Data listing:
━━━━━━

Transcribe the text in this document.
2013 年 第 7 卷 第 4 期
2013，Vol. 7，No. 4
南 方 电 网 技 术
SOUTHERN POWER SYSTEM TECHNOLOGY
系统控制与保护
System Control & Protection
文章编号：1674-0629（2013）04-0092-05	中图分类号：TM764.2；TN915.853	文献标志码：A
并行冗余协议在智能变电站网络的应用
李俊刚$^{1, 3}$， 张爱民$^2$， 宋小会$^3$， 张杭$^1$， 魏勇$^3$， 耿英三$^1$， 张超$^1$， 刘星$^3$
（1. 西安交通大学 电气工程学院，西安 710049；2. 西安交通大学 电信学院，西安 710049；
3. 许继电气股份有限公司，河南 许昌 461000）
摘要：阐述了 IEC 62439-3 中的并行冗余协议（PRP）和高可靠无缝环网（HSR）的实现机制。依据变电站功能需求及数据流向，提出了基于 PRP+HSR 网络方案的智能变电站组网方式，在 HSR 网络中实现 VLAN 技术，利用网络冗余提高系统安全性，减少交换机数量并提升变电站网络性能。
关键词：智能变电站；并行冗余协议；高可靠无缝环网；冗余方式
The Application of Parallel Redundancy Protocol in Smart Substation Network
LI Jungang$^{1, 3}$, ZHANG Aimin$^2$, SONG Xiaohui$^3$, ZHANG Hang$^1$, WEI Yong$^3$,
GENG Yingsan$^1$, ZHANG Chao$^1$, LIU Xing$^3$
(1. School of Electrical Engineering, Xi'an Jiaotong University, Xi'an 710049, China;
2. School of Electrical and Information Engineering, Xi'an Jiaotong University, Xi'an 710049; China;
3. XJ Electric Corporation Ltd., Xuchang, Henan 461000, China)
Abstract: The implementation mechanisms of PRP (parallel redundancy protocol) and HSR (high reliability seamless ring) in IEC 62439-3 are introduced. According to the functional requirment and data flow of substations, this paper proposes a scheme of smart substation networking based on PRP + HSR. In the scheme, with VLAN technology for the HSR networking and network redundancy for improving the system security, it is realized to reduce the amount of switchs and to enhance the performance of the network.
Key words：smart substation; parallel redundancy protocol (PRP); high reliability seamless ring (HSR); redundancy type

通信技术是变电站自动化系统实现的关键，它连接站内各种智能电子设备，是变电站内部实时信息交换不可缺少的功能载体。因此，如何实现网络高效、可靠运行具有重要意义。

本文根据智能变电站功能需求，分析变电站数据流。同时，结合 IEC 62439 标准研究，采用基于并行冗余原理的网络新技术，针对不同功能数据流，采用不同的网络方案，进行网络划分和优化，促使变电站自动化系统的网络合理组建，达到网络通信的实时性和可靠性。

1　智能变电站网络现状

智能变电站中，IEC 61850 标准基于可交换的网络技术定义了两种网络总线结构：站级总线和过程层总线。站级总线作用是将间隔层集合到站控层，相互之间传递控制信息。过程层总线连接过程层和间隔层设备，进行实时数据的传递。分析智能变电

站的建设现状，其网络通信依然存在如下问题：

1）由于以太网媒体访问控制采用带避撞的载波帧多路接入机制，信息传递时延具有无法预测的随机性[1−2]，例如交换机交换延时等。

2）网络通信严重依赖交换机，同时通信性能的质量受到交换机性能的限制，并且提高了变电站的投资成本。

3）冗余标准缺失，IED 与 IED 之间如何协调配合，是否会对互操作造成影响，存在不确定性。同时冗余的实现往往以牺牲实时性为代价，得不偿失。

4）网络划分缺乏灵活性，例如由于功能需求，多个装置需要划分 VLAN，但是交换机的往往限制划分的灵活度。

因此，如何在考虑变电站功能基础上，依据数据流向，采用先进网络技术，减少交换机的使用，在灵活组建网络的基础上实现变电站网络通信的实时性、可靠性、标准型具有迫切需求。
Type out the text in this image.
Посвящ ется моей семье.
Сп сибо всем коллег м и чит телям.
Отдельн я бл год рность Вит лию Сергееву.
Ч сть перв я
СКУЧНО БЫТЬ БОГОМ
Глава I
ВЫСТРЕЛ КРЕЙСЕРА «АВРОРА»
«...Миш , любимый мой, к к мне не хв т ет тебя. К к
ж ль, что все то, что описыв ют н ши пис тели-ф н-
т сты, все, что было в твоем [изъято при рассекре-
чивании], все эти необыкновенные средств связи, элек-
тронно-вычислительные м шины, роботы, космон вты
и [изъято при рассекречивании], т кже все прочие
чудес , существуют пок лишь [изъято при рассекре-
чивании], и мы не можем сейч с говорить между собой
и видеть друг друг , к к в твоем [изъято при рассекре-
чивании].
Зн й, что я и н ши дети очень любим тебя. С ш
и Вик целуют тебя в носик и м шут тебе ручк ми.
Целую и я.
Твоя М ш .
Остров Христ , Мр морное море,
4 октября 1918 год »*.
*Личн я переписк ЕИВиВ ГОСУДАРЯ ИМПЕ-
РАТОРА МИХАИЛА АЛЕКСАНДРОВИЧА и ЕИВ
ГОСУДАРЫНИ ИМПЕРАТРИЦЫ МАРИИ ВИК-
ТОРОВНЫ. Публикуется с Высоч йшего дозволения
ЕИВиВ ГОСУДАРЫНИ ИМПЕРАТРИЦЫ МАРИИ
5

━━━━━━

**Written task**
Look over the listing. Pull out every line with the string "ЕИВиВ" in it.

**Result of the task**
*Личн я переписк ЕИВиВ ГОСУДАРЯ ИМПЕ-
ЕИВиВ ГОСУДАРЫНИ ИМПЕРАТРИЦЫ МАРИИ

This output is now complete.